(Source data)

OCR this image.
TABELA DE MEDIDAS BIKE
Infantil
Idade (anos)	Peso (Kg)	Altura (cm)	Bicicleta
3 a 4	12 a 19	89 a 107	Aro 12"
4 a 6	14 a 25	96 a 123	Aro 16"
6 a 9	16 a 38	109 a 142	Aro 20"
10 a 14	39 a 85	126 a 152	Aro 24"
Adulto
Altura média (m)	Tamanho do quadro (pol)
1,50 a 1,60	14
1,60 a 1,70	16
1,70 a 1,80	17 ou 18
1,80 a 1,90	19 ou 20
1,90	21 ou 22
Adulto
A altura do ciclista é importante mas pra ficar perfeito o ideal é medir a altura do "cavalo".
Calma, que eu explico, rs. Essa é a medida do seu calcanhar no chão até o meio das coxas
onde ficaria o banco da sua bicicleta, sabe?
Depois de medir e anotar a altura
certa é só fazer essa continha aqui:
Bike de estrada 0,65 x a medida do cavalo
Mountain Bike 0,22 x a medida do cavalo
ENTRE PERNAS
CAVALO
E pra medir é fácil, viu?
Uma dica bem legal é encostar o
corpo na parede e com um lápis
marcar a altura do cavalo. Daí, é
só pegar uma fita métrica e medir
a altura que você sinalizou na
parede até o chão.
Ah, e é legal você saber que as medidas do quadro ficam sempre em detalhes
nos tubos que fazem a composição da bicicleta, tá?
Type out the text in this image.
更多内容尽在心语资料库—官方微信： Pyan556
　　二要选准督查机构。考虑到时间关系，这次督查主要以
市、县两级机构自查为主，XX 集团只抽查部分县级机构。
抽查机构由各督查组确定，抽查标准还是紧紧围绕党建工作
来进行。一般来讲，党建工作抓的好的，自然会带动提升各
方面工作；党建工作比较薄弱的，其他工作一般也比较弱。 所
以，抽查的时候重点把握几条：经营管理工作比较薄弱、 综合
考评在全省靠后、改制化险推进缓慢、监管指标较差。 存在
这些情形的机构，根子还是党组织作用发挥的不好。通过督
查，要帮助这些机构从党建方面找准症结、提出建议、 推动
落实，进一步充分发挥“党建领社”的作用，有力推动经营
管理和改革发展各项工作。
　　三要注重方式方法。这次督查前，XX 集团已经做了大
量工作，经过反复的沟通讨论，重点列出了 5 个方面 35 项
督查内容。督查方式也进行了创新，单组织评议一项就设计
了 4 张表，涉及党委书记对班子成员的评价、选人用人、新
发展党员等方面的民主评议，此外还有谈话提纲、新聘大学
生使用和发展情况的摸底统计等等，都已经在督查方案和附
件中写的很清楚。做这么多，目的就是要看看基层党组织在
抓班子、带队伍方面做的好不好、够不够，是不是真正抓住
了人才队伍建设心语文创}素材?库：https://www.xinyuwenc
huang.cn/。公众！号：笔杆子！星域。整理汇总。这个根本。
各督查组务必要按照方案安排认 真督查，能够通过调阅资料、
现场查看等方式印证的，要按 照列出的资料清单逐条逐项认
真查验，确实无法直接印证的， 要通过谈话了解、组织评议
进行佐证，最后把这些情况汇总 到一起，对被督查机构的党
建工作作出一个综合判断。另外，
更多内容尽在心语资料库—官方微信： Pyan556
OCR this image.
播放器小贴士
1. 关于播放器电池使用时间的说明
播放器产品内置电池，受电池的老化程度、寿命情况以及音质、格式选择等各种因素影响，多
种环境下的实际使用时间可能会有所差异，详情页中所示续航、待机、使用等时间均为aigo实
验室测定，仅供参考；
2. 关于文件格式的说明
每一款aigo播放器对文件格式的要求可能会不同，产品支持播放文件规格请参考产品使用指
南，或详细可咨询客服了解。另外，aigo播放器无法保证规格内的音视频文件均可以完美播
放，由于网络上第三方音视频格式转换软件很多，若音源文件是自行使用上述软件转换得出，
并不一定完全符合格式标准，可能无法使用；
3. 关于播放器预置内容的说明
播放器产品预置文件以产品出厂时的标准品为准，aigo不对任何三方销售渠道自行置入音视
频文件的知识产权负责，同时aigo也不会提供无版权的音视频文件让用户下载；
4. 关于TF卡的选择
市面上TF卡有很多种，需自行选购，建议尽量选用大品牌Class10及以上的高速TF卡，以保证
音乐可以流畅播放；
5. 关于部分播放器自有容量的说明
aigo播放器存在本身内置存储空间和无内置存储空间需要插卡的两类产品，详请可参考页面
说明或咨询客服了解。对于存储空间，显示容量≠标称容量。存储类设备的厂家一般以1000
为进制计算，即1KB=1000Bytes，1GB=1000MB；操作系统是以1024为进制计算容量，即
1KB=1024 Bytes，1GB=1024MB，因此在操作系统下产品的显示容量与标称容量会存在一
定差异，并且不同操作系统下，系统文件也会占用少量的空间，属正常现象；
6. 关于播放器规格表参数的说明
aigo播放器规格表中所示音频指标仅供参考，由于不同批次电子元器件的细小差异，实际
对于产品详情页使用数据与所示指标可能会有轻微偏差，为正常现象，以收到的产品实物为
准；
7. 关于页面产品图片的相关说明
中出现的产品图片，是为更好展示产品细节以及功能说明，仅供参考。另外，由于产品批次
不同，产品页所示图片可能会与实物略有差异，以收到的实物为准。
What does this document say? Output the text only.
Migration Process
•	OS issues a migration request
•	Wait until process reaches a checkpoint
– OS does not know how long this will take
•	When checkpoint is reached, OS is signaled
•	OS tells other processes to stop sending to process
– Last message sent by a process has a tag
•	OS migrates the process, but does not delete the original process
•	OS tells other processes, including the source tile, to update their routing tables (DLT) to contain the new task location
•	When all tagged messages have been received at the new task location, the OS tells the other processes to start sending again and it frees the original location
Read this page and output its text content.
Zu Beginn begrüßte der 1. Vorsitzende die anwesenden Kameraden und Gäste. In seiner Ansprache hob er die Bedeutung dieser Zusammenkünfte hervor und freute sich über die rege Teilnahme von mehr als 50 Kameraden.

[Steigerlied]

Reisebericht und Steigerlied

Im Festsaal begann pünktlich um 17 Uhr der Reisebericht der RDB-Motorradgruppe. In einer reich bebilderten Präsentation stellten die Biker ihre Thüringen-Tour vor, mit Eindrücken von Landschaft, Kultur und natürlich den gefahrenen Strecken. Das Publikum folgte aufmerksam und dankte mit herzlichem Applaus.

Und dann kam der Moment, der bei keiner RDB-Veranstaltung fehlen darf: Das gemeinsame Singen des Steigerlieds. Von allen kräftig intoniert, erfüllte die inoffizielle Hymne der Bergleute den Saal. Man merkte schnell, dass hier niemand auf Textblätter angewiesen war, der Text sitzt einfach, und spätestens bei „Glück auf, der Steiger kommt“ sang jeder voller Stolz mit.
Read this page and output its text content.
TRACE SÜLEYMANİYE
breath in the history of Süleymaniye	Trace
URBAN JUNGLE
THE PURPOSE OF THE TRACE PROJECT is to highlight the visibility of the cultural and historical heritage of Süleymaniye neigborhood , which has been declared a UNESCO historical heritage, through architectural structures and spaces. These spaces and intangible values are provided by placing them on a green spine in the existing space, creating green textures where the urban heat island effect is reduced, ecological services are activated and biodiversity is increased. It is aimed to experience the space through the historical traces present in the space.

**Task to complete**
Where does the word "this" appear? Return each line that holds it.

**The result**
OCR this image.
Type out the text in this image.
OCR this image.
What does this document say? Output the text only.
– OS does not know how long this will take
Read this page and output its text content.
Read this page and output its text content.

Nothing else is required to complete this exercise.